## Information shown
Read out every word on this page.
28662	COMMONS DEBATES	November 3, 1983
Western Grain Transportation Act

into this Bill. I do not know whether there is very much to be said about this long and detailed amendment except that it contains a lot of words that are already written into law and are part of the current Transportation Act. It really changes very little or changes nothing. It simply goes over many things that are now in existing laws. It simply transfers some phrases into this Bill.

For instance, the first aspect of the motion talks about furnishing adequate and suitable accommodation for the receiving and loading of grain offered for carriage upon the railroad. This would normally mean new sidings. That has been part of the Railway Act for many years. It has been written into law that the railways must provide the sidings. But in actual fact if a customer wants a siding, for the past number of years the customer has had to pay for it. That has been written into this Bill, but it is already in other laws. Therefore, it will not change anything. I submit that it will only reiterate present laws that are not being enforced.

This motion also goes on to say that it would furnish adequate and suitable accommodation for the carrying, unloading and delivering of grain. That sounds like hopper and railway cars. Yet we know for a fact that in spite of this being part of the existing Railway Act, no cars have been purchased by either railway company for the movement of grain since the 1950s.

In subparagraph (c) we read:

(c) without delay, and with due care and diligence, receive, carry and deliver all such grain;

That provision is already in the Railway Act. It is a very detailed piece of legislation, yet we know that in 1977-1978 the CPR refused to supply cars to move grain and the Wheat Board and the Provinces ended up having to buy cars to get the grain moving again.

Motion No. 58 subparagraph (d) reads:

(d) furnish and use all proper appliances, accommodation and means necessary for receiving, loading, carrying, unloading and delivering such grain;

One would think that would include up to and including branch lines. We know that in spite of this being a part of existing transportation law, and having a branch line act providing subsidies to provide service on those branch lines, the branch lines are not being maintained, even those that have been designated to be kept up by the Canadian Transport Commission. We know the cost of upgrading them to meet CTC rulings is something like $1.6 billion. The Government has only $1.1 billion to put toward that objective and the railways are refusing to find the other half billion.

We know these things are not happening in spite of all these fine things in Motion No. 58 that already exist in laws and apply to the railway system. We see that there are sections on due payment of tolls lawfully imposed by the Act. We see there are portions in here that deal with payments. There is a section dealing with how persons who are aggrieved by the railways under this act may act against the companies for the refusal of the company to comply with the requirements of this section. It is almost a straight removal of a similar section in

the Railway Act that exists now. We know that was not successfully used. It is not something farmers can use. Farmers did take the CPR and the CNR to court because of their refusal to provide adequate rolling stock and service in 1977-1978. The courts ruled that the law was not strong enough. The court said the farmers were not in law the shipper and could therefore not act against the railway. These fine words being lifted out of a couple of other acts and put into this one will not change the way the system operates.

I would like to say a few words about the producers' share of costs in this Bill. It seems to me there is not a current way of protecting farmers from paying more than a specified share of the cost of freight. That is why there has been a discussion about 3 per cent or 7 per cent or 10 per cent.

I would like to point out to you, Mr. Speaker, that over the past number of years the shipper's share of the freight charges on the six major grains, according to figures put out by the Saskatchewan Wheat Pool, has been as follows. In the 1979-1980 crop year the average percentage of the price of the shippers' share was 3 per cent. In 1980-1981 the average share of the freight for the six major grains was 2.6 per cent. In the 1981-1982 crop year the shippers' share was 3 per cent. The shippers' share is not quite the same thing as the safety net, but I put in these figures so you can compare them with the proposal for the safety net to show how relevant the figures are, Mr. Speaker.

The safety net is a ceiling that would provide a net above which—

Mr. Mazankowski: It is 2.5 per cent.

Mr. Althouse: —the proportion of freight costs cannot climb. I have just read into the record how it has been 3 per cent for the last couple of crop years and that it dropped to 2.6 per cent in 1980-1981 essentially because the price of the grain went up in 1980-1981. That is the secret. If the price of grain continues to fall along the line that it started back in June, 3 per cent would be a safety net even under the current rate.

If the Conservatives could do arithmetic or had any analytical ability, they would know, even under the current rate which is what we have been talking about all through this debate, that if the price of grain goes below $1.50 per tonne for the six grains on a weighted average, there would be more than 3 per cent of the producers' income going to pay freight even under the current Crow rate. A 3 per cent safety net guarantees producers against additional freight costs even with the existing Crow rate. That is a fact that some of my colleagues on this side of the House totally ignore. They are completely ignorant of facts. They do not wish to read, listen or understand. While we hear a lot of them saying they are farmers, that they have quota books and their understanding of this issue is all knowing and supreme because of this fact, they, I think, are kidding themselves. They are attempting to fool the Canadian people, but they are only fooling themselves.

## Your goal
From the records above, report the count of lines containing "carrying" and nothing more.

## Exercise solution
2